GOAL -> Copy, from the entries below, each line where the word "right" can be found.

INPUT RECORDS ->
============

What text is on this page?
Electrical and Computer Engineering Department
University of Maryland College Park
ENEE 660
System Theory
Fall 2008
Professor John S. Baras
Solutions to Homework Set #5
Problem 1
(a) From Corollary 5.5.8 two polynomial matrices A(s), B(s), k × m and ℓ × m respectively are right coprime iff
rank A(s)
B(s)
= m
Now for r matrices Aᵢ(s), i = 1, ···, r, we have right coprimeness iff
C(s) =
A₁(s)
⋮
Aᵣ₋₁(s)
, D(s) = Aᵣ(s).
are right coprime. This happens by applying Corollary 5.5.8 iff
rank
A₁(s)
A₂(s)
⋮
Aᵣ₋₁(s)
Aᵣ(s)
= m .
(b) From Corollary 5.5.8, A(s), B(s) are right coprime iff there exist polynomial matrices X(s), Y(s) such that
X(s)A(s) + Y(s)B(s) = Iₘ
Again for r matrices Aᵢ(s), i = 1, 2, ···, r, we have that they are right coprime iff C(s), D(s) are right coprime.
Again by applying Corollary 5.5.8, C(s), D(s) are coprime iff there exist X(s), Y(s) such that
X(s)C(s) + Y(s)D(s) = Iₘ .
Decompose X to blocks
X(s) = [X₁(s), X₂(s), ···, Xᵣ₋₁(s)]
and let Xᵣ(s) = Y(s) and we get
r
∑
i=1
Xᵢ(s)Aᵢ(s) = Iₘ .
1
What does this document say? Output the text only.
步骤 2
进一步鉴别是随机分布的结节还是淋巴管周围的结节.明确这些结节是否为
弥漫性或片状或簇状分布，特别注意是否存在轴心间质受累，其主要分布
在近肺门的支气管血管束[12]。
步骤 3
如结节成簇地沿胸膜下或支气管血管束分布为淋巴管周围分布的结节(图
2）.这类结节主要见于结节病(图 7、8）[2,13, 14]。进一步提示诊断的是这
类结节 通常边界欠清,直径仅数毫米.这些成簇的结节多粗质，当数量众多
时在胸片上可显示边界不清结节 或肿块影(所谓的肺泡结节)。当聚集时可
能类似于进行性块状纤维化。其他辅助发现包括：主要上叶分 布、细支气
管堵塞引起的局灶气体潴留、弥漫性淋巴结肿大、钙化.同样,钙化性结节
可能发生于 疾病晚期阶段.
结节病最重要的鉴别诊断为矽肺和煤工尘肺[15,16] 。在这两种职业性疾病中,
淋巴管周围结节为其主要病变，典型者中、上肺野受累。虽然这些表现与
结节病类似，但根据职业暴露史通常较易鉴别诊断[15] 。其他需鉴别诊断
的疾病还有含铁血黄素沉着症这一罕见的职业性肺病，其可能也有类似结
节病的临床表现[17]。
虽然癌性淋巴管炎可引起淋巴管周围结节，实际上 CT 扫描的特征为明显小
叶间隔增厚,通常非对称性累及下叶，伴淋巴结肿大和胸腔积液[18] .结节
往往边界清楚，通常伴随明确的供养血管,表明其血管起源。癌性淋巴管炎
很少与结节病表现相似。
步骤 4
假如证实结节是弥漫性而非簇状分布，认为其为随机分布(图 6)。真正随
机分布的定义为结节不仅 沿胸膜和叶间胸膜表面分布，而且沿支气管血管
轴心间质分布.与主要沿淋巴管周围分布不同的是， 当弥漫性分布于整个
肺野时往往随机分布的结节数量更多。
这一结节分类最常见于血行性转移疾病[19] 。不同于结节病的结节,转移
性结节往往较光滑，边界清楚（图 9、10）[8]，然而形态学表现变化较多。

============

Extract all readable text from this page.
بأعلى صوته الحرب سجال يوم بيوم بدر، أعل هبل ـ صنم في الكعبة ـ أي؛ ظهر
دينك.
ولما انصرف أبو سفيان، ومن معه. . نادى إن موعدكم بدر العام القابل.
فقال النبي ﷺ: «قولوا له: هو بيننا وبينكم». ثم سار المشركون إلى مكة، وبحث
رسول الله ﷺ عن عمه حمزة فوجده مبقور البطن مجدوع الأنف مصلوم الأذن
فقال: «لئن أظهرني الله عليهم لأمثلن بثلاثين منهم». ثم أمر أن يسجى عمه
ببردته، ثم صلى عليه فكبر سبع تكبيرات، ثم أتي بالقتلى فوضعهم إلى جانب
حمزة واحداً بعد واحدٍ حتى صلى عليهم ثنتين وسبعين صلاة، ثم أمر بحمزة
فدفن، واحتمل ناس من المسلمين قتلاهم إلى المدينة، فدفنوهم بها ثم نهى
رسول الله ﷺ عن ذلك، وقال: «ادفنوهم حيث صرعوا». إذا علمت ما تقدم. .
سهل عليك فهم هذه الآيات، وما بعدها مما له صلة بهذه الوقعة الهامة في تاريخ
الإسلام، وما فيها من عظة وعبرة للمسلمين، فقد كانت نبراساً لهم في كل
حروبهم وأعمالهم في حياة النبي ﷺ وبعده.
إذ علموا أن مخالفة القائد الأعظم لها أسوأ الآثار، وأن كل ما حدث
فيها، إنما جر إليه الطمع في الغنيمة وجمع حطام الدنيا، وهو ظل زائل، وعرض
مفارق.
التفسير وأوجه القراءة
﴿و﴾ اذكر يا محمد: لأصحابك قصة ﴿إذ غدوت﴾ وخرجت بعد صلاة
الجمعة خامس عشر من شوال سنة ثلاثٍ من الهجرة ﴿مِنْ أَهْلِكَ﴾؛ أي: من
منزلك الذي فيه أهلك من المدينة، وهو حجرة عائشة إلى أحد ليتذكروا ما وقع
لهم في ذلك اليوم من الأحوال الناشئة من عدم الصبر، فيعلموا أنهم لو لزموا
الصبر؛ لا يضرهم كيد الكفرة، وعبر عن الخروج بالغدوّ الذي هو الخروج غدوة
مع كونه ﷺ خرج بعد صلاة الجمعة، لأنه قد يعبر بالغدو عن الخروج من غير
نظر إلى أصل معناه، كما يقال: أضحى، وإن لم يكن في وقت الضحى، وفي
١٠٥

============

ANSWER FOR THE TASK ->
(a) From Corollary 5.5.8 two polynomial matrices A(s), B(s), k × m and ℓ × m respectively are right coprime iff
Now for r matrices Aᵢ(s), i = 1, ···, r, we have right coprimeness iff
are right coprime. This happens by applying Corollary 5.5.8 iff
(b) From Corollary 5.5.8, A(s), B(s) are right coprime iff there exist polynomial matrices X(s), Y(s) such that
Again for r matrices Aᵢ(s), i = 1, 2, ···, r, we have that they are right coprime iff C(s), D(s) are right coprime.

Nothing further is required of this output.